## Records to use:
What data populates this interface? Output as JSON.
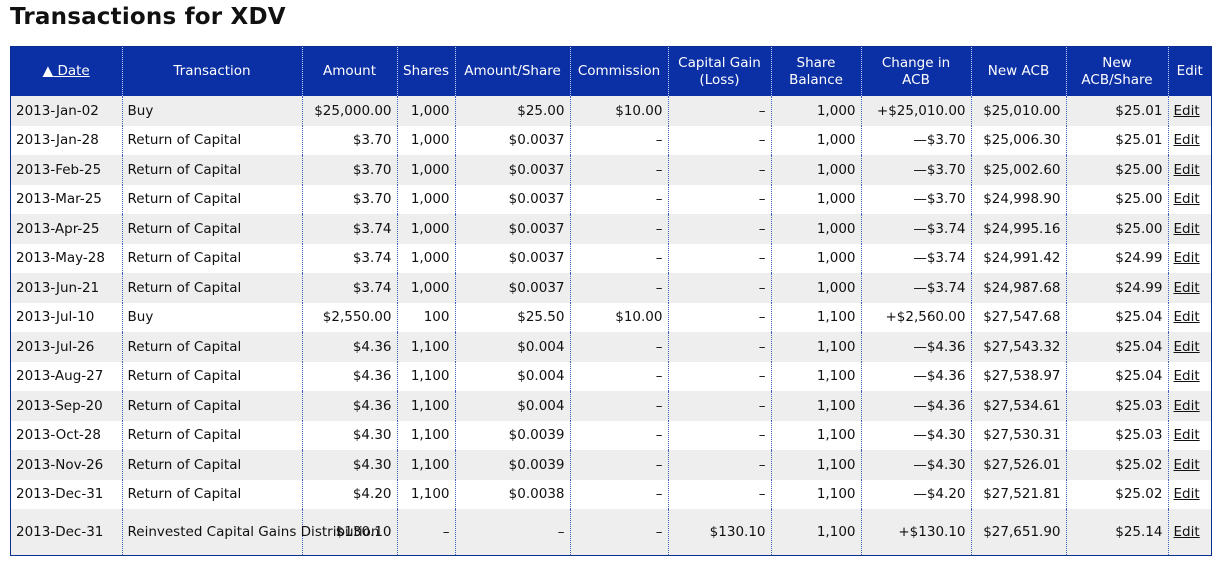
{
  "page": {
    "title": "Transactions for XDV"
  },
  "table": {
    "sort_arrow": "▲",
    "headers": {
      "date": "Date",
      "transaction": "Transaction",
      "amount": "Amount",
      "shares": "Shares",
      "amount_share": "Amount/Share",
      "commission": "Commission",
      "capital_gain_1": "Capital Gain",
      "capital_gain_2": "(Loss)",
      "share_balance_1": "Share",
      "share_balance_2": "Balance",
      "change_acb_1": "Change in",
      "change_acb_2": "ACB",
      "new_acb": "New ACB",
      "new_acb_share_1": "New",
      "new_acb_share_2": "ACB/Share",
      "edit": "Edit"
    },
    "rows": [
      {
        "date": "2013-Jan-02",
        "transaction": "Buy",
        "amount": "$25,000.00",
        "shares": "1,000",
        "amount_share": "$25.00",
        "commission": "$10.00",
        "capital_gain": "–",
        "share_balance": "1,000",
        "change_acb": "+$25,010.00",
        "new_acb": "$25,010.00",
        "new_acb_share": "$25.01",
        "edit": "Edit"
      },
      {
        "date": "2013-Jan-28",
        "transaction": "Return of Capital",
        "amount": "$3.70",
        "shares": "1,000",
        "amount_share": "$0.0037",
        "commission": "–",
        "capital_gain": "–",
        "share_balance": "1,000",
        "change_acb": "—$3.70",
        "new_acb": "$25,006.30",
        "new_acb_share": "$25.01",
        "edit": "Edit"
      },
      {
        "date": "2013-Feb-25",
        "transaction": "Return of Capital",
        "amount": "$3.70",
        "shares": "1,000",
        "amount_share": "$0.0037",
        "commission": "–",
        "capital_gain": "–",
        "share_balance": "1,000",
        "change_acb": "—$3.70",
        "new_acb": "$25,002.60",
        "new_acb_share": "$25.00",
        "edit": "Edit"
      },
      {
        "date": "2013-Mar-25",
        "transaction": "Return of Capital",
        "amount": "$3.70",
        "shares": "1,000",
        "amount_share": "$0.0037",
        "commission": "–",
        "capital_gain": "–",
        "share_balance": "1,000",
        "change_acb": "—$3.70",
        "new_acb": "$24,998.90",
        "new_acb_share": "$25.00",
        "edit": "Edit"
      },
      {
        "date": "2013-Apr-25",
        "transaction": "Return of Capital",
        "amount": "$3.74",
        "shares": "1,000",
        "amount_share": "$0.0037",
        "commission": "–",
        "capital_gain": "–",
        "share_balance": "1,000",
        "change_acb": "—$3.74",
        "new_acb": "$24,995.16",
        "new_acb_share": "$25.00",
        "edit": "Edit"
      },
      {
        "date": "2013-May-28",
        "transaction": "Return of Capital",
        "amount": "$3.74",
        "shares": "1,000",
        "amount_share": "$0.0037",
        "commission": "–",
        "capital_gain": "–",
        "share_balance": "1,000",
        "change_acb": "—$3.74",
        "new_acb": "$24,991.42",
        "new_acb_share": "$24.99",
        "edit": "Edit"
      },
      {
        "date": "2013-Jun-21",
        "transaction": "Return of Capital",
        "amount": "$3.74",
        "shares": "1,000",
        "amount_share": "$0.0037",
        "commission": "–",
        "capital_gain": "–",
        "share_balance": "1,000",
        "change_acb": "—$3.74",
        "new_acb": "$24,987.68",
        "new_acb_share": "$24.99",
        "edit": "Edit"
      },
      {
        "date": "2013-Jul-10",
        "transaction": "Buy",
        "amount": "$2,550.00",
        "shares": "100",
        "amount_share": "$25.50",
        "commission": "$10.00",
        "capital_gain": "–",
        "share_balance": "1,100",
        "change_acb": "+$2,560.00",
        "new_acb": "$27,547.68",
        "new_acb_share": "$25.04",
        "edit": "Edit"
      },
      {
        "date": "2013-Jul-26",
        "transaction": "Return of Capital",
        "amount": "$4.36",
        "shares": "1,100",
        "amount_share": "$0.004",
        "commission": "–",
        "capital_gain": "–",
        "share_balance": "1,100",
        "change_acb": "—$4.36",
        "new_acb": "$27,543.32",
        "new_acb_share": "$25.04",
        "edit": "Edit"
      },
      {
        "date": "2013-Aug-27",
        "transaction": "Return of Capital",
        "amount": "$4.36",
        "shares": "1,100",
        "amount_share": "$0.004",
        "commission": "–",
        "capital_gain": "–",
        "share_balance": "1,100",
        "change_acb": "—$4.36",
        "new_acb": "$27,538.97",
        "new_acb_share": "$25.04",
        "edit": "Edit"
      },
      {
        "date": "2013-Sep-20",
        "transaction": "Return of Capital",
        "amount": "$4.36",
        "shares": "1,100",
        "amount_share": "$0.004",
        "commission": "–",
        "capital_gain": "–",
        "share_balance": "1,100",
        "change_acb": "—$4.36",
        "new_acb": "$27,534.61",
        "new_acb_share": "$25.03",
        "edit": "Edit"
      },
      {
        "date": "2013-Oct-28",
        "transaction": "Return of Capital",
        "amount": "$4.30",
        "shares": "1,100",
        "amount_share": "$0.0039",
        "commission": "–",
        "capital_gain": "–",
        "share_balance": "1,100",
        "change_acb": "—$4.30",
        "new_acb": "$27,530.31",
        "new_acb_share": "$25.03",
        "edit": "Edit"
      },
      {
        "date": "2013-Nov-26",
        "transaction": "Return of Capital",
        "amount": "$4.30",
        "shares": "1,100",
        "amount_share": "$0.0039",
        "commission": "–",
        "capital_gain": "–",
        "share_balance": "1,100",
        "change_acb": "—$4.30",
        "new_acb": "$27,526.01",
        "new_acb_share": "$25.02",
        "edit": "Edit"
      },
      {
        "date": "2013-Dec-31",
        "transaction": "Return of Capital",
        "amount": "$4.20",
        "shares": "1,100",
        "amount_share": "$0.0038",
        "commission": "–",
        "capital_gain": "–",
        "share_balance": "1,100",
        "change_acb": "—$4.20",
        "new_acb": "$27,521.81",
        "new_acb_share": "$25.02",
        "edit": "Edit"
      },
      {
        "date": "2013-Dec-31",
        "transaction": "Reinvested Capital Gains Distribution",
        "amount": "$130.10",
        "shares": "–",
        "amount_share": "–",
        "commission": "–",
        "capital_gain": "$130.10",
        "share_balance": "1,100",
        "change_acb": "+$130.10",
        "new_acb": "$27,651.90",
        "new_acb_share": "$25.14",
        "edit": "Edit",
        "tall": true
      }
    ]
  }
}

## Exercise aim:
Print out the material word for word, omitting the pictures.

## Exercise result:
What data populates this interface? Output as JSON.
{
  "page": {
    "title": "Transactions for XDV"
  },
  "table": {
    "sort_arrow": "▲",
    "headers": {
      "date": "Date",
      "transaction": "Transaction",
      "amount": "Amount",
      "shares": "Shares",
      "amount_share": "Amount/Share",
      "commission": "Commission",
      "capital_gain_1": "Capital Gain",
      "capital_gain_2": "(Loss)",
      "share_balance_1": "Share",
      "share_balance_2": "Balance",
      "change_acb_1": "Change in",
      "change_acb_2": "ACB",
      "new_acb": "New ACB",
      "new_acb_share_1": "New",
      "new_acb_share_2": "ACB/Share",
      "edit": "Edit"
    },
    "rows": [
      {
        "date": "2013-Jan-02",
        "transaction": "Buy",
        "amount": "$25,000.00",
        "shares": "1,000",
        "amount_share": "$25.00",
        "commission": "$10.00",
        "capital_gain": "–",
        "share_balance": "1,000",
        "change_acb": "+$25,010.00",
        "new_acb": "$25,010.00",
        "new_acb_share": "$25.01",
        "edit": "Edit"
      },
      {
        "date": "2013-Jan-28",
        "transaction": "Return of Capital",
        "amount": "$3.70",
        "shares": "1,000",
        "amount_share": "$0.0037",
        "commission": "–",
        "capital_gain": "–",
        "share_balance": "1,000",
        "change_acb": "—$3.70",
        "new_acb": "$25,006.30",
        "new_acb_share": "$25.01",
        "edit": "Edit"
      },
      {
        "date": "2013-Feb-25",
        "transaction": "Return of Capital",
        "amount": "$3.70",
        "shares": "1,000",
        "amount_share": "$0.0037",
        "commission": "–",
        "capital_gain": "–",
        "share_balance": "1,000",
        "change_acb": "—$3.70",
        "new_acb": "$25,002.60",
        "new_acb_share": "$25.00",
        "edit": "Edit"
      },
      {
        "date": "2013-Mar-25",
        "transaction": "Return of Capital",
        "amount": "$3.70",
        "shares": "1,000",
        "amount_share": "$0.0037",
        "commission": "–",
        "capital_gain": "–",
        "share_balance": "1,000",
        "change_acb": "—$3.70",
        "new_acb": "$24,998.90",
        "new_acb_share": "$25.00",
        "edit": "Edit"
      },
      {
        "date": "2013-Apr-25",
        "transaction": "Return of Capital",
        "amount": "$3.74",
        "shares": "1,000",
        "amount_share": "$0.0037",
        "commission": "–",
        "capital_gain": "–",
        "share_balance": "1,000",
        "change_acb": "—$3.74",
        "new_acb": "$24,995.16",
        "new_acb_share": "$25.00",
        "edit": "Edit"
      },
      {
        "date": "2013-May-28",
        "transaction": "Return of Capital",
        "amount": "$3.74",
        "shares": "1,000",
        "amount_share": "$0.0037",
        "commission": "–",
        "capital_gain": "–",
        "share_balance": "1,000",
        "change_acb": "—$3.74",
        "new_acb": "$24,991.42",
        "new_acb_share": "$24.99",
        "edit": "Edit"
      },
      {
        "date": "2013-Jun-21",
        "transaction": "Return of Capital",
        "amount": "$3.74",
        "shares": "1,000",
        "amount_share": "$0.0037",
        "commission": "–",
        "capital_gain": "–",
        "share_balance": "1,000",
        "change_acb": "—$3.74",
        "new_acb": "$24,987.68",
        "new_acb_share": "$24.99",
        "edit": "Edit"
      },
      {
        "date": "2013-Jul-10",
        "transaction": "Buy",
        "amount": "$2,550.00",
        "shares": "100",
        "amount_share": "$25.50",
        "commission": "$10.00",
        "capital_gain": "–",
        "share_balance": "1,100",
        "change_acb": "+$2,560.00",
        "new_acb": "$27,547.68",
        "new_acb_share": "$25.04",
        "edit": "Edit"
      },
      {
        "date": "2013-Jul-26",
        "transaction": "Return of Capital",
        "amount": "$4.36",
        "shares": "1,100",
        "amount_share": "$0.004",
        "commission": "–",
        "capital_gain": "–",
        "share_balance": "1,100",
        "change_acb": "—$4.36",
        "new_acb": "$27,543.32",
        "new_acb_share": "$25.04",
        "edit": "Edit"
      },
      {
        "date": "2013-Aug-27",
        "transaction": "Return of Capital",
        "amount": "$4.36",
        "shares": "1,100",
        "amount_share": "$0.004",
        "commission": "–",
        "capital_gain": "–",
        "share_balance": "1,100",
        "change_acb": "—$4.36",
        "new_acb": "$27,538.97",
        "new_acb_share": "$25.04",
        "edit": "Edit"
      },
      {
        "date": "2013-Sep-20",
        "transaction": "Return of Capital",
        "amount": "$4.36",
        "shares": "1,100",
        "amount_share": "$0.004",
        "commission": "–",
        "capital_gain": "–",
        "share_balance": "1,100",
        "change_acb": "—$4.36",
        "new_acb": "$27,534.61",
        "new_acb_share": "$25.03",
        "edit": "Edit"
      },
      {
        "date": "2013-Oct-28",
        "transaction": "Return of Capital",
        "amount": "$4.30",
        "shares": "1,100",
        "amount_share": "$0.0039",
        "commission": "–",
        "capital_gain": "–",
        "share_balance": "1,100",
        "change_acb": "—$4.30",
        "new_acb": "$27,530.31",
        "new_acb_share": "$25.03",
        "edit": "Edit"
      },
      {
        "date": "2013-Nov-26",
        "transaction": "Return of Capital",
        "amount": "$4.30",
        "shares": "1,100",
        "amount_share": "$0.0039",
        "commission": "–",
        "capital_gain": "–",
        "share_balance": "1,100",
        "change_acb": "—$4.30",
        "new_acb": "$27,526.01",
        "new_acb_share": "$25.02",
        "edit": "Edit"
      },
      {
        "date": "2013-Dec-31",
        "transaction": "Return of Capital",
        "amount": "$4.20",
        "shares": "1,100",
        "amount_share": "$0.0038",
        "commission": "–",
        "capital_gain": "–",
        "share_balance": "1,100",
        "change_acb": "—$4.20",
        "new_acb": "$27,521.81",
        "new_acb_share": "$25.02",
        "edit": "Edit"
      },
      {
        "date": "2013-Dec-31",
        "transaction": "Reinvested Capital Gains Distribution",
        "amount": "$130.10",
        "shares": "–",
        "amount_share": "–",
        "commission": "–",
        "capital_gain": "$130.10",
        "share_balance": "1,100",
        "change_acb": "+$130.10",
        "new_acb": "$27,651.90",
        "new_acb_share": "$25.14",
        "edit": "Edit",
        "tall": true
      }
    ]
  }
}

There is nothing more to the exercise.